[Items from a data source]
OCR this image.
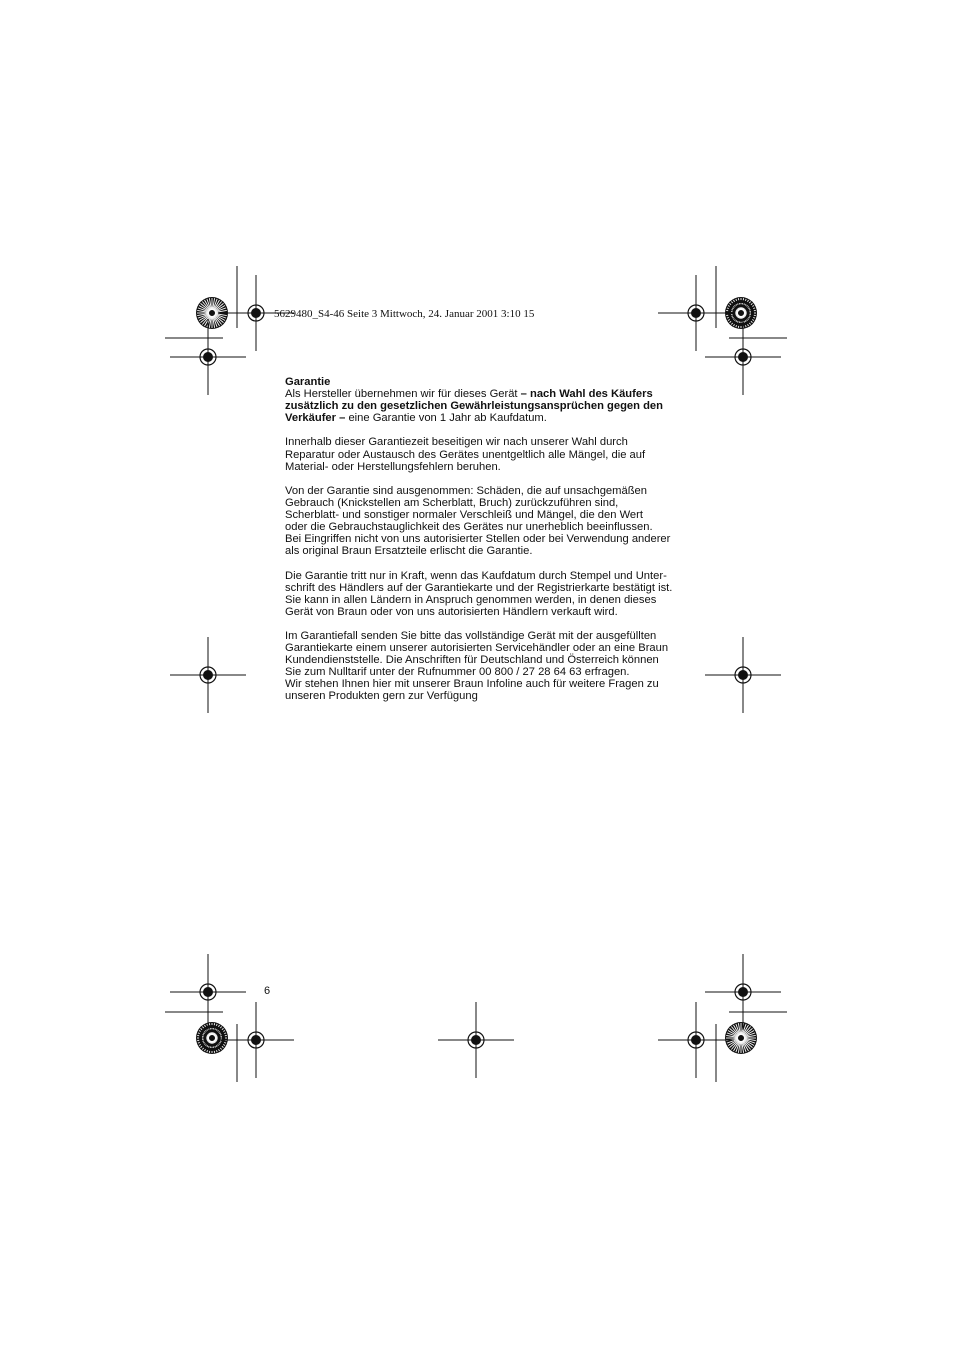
5629480_S4-46 Seite 3 Mittwoch, 24. Januar 2001 3:10 15

Garantie
Als Hersteller übernehmen wir für dieses Gerät – nach Wahl des Käufers
zusätzlich zu den gesetzlichen Gewährleistungsansprüchen gegen den
Verkäufer – eine Garantie von 1 Jahr ab Kaufdatum.

Innerhalb dieser Garantiezeit beseitigen wir nach unserer Wahl durch
Reparatur oder Austausch des Gerätes unentgeltlich alle Mängel, die auf
Material- oder Herstellungsfehlern beruhen.

Von der Garantie sind ausgenommen: Schäden, die auf unsachgemäßen
Gebrauch (Knickstellen am Scherblatt, Bruch) zurückzuführen sind,
Scherblatt- und sonstiger normaler Verschleiß und Mängel, die den Wert
oder die Gebrauchstauglichkeit des Gerätes nur unerheblich beeinflussen.
Bei Eingriffen nicht von uns autorisierter Stellen oder bei Verwendung anderer
als original Braun Ersatzteile erlischt die Garantie.

Die Garantie tritt nur in Kraft, wenn das Kaufdatum durch Stempel und Unter-
schrift des Händlers auf der Garantiekarte und der Registrierkarte bestätigt ist.
Sie kann in allen Ländern in Anspruch genommen werden, in denen dieses
Gerät von Braun oder von uns autorisierten Händlern verkauft wird.

Im Garantiefall senden Sie bitte das vollständige Gerät mit der ausgefüllten
Garantiekarte einem unserer autorisierten Servicehändler oder an eine Braun
Kundendienststelle. Die Anschriften für Deutschland und Österreich können
Sie zum Nulltarif unter der Rufnummer 00 800 / 27 28 64 63 erfragen.
Wir stehen Ihnen hier mit unserer Braun Infoline auch für weitere Fragen zu
unseren Produkten gern zur Verfügung

6
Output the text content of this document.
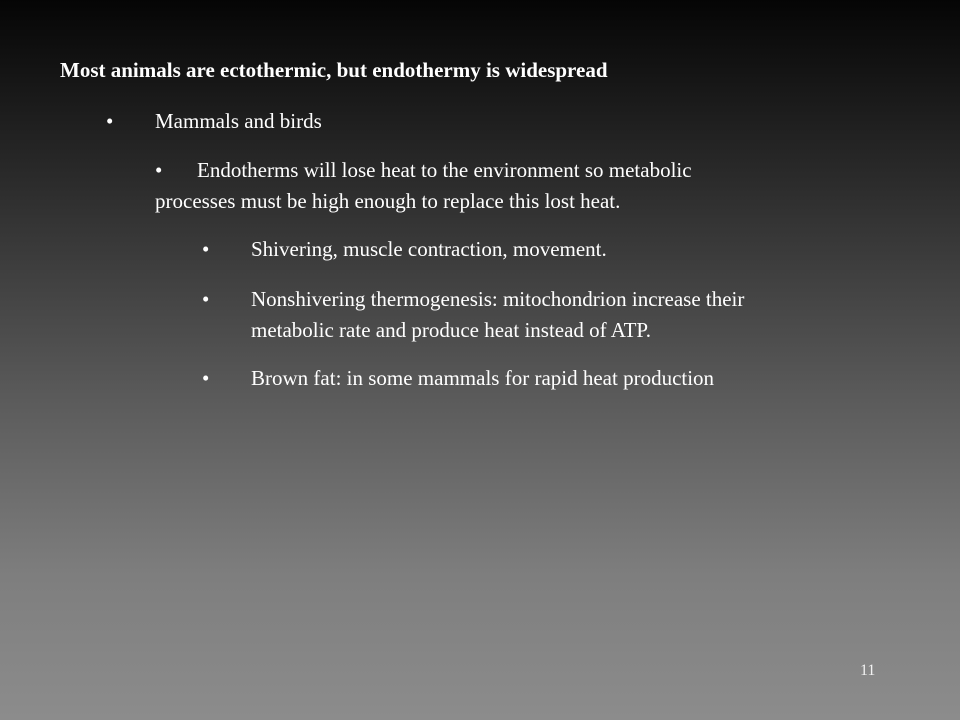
Most animals are ectothermic, but endothermy is widespread
• Mammals and birds
• Endotherms will lose heat to the environment so metabolic
processes must be high enough to replace this lost heat.
• Shivering, muscle contraction, movement.
• Nonshivering thermogenesis: mitochondrion increase their
metabolic rate and produce heat instead of ATP.
• Brown fat: in some mammals for rapid heat production
11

**What needs to be done**
Each line of the entries holding the string "eine" should be found and copied.

**Response box**
Verkäufer – eine Garantie von 1 Jahr ab Kaufdatum.
Garantiekarte einem unserer autorisierten Servicehändler oder an eine Braun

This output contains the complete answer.